* WHAT YOU ARE ASKED TO DO *
Pick out all lines of the entries that include the word "Krstiteľa" and copy them.

[Collection entries]
▼
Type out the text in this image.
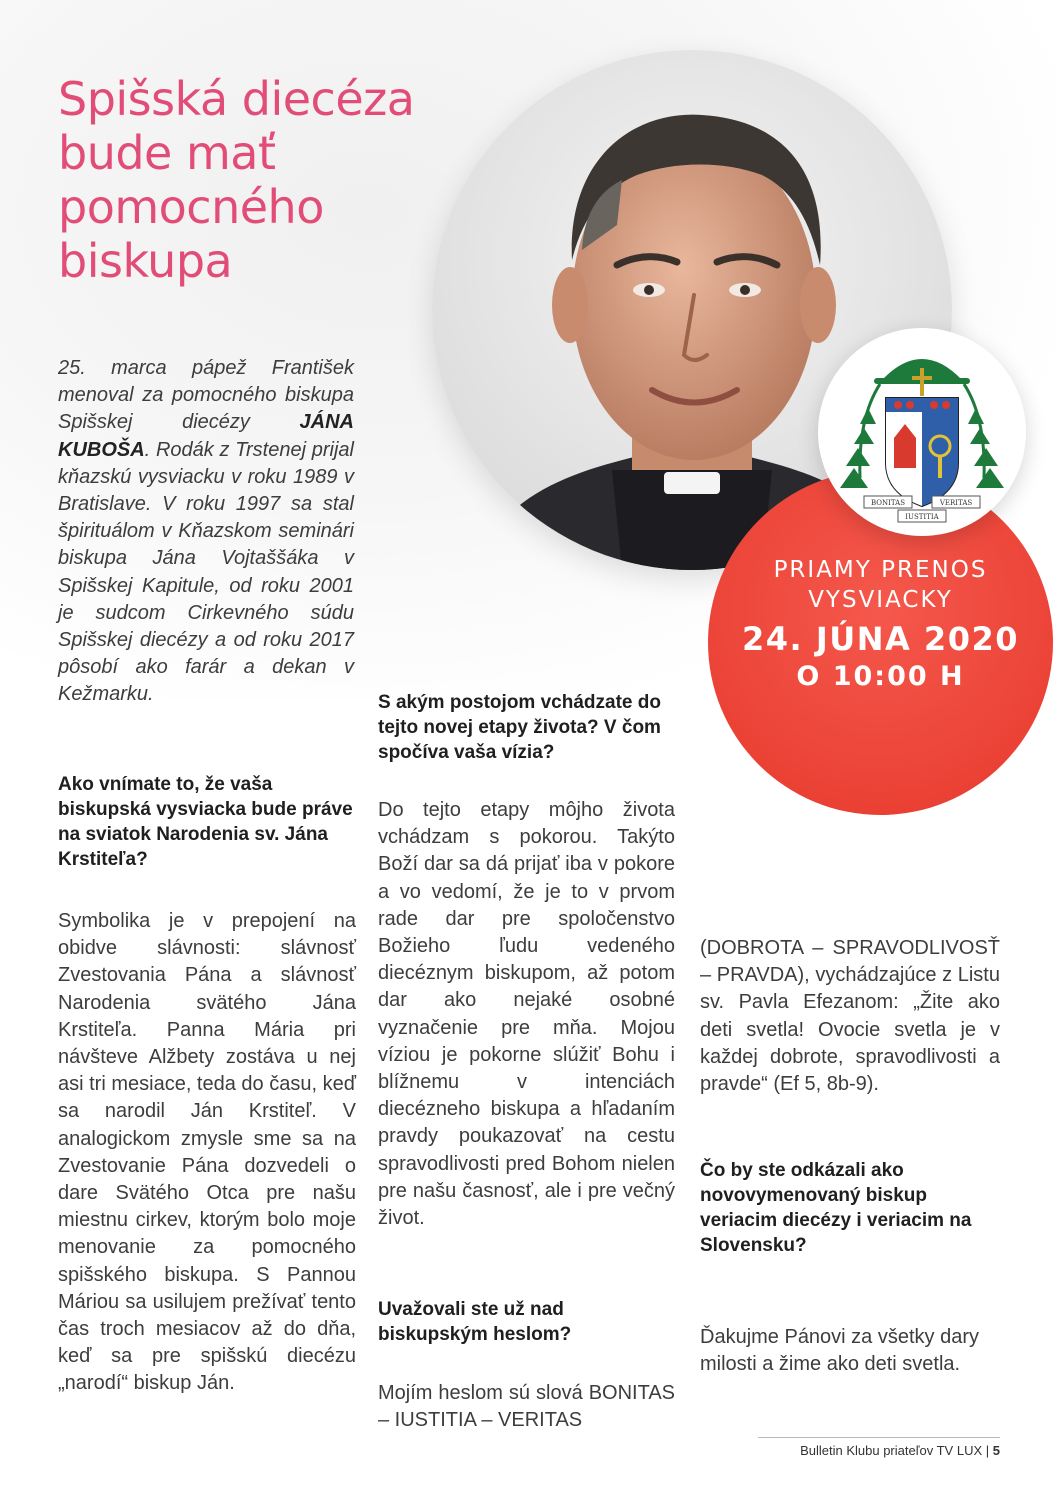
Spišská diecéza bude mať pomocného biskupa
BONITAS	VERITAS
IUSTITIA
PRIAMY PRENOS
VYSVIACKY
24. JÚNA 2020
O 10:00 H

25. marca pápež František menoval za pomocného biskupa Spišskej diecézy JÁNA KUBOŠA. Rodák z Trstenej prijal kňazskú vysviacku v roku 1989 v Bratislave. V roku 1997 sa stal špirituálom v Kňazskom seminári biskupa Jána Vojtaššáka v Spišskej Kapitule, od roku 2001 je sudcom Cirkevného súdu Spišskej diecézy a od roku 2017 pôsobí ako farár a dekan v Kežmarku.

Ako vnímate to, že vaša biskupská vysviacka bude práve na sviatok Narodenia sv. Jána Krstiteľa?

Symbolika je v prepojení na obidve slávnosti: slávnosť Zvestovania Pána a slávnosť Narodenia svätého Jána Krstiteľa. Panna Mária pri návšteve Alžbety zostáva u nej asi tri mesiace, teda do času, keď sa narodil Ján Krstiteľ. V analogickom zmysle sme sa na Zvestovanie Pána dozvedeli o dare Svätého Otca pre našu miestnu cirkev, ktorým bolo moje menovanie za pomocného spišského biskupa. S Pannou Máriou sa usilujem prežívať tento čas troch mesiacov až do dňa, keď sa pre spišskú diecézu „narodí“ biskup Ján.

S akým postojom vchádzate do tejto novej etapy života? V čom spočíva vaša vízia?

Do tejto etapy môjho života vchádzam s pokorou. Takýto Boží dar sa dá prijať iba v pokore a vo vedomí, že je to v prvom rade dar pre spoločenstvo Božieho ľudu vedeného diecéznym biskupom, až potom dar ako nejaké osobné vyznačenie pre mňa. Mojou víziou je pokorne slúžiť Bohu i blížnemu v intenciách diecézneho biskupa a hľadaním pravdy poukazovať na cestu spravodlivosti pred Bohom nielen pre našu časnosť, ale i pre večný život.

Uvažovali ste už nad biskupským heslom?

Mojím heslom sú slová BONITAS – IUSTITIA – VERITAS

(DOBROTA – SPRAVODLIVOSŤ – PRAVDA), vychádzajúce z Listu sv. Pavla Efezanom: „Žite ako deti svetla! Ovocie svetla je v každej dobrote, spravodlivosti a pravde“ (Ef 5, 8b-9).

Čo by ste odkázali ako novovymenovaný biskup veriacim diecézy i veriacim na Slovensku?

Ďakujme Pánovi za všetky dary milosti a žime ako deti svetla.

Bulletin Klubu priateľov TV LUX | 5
▲
▼
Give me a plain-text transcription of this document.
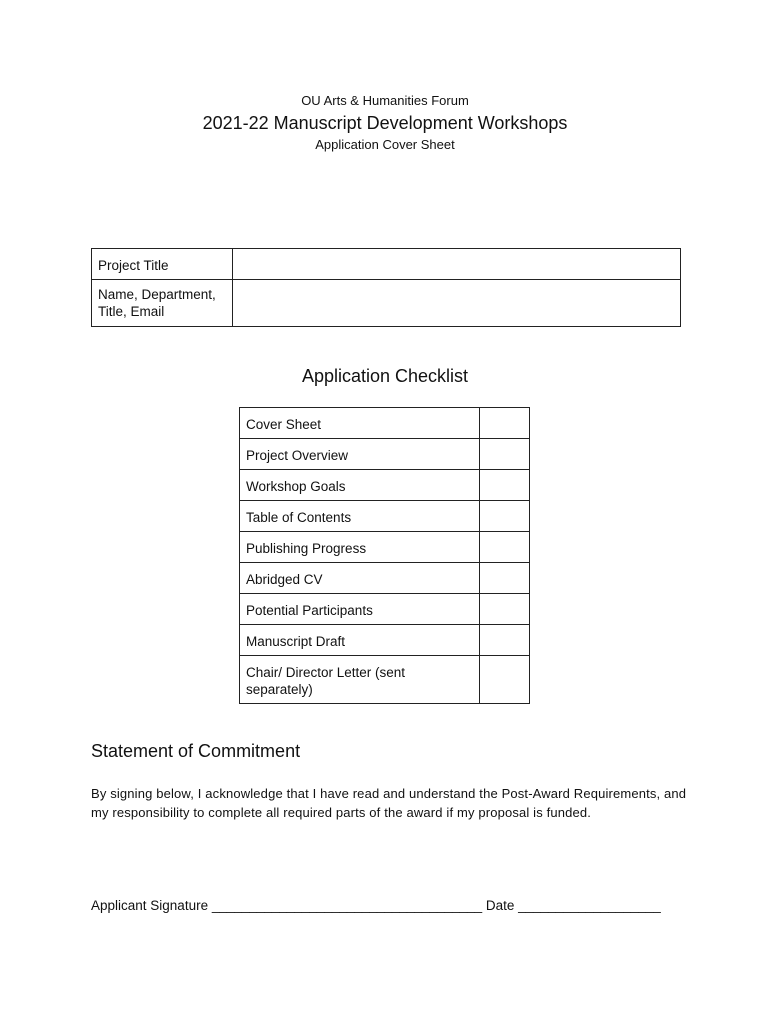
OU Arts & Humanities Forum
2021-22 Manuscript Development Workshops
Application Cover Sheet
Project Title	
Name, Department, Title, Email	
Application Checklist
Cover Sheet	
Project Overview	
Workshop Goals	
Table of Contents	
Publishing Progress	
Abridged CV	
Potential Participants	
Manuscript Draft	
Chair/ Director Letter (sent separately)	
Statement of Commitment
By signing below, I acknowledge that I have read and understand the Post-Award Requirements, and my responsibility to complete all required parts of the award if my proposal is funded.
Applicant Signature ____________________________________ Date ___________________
▲
* RESPONSE *
Ako vnímate to, že vaša biskupská vysviacka bude práve na sviatok Narodenia sv. Jána Krstiteľa?
Symbolika je v prepojení na obidve slávnosti: slávnosť Zvestovania Pána a slávnosť Narodenia svätého Jána Krstiteľa. Panna Mária pri návšteve Alžbety zostáva u nej asi tri mesiace, teda do času, keď sa narodil Ján Krstiteľ. V analogickom zmysle sme sa na Zvestovanie Pána dozvedeli o dare Svätého Otca pre našu miestnu cirkev, ktorým bolo moje menovanie za pomocného spišského biskupa. S Pannou Máriou sa usilujem prežívať tento čas troch mesiacov až do dňa, keď sa pre spišskú diecézu „narodí“ biskup Ján.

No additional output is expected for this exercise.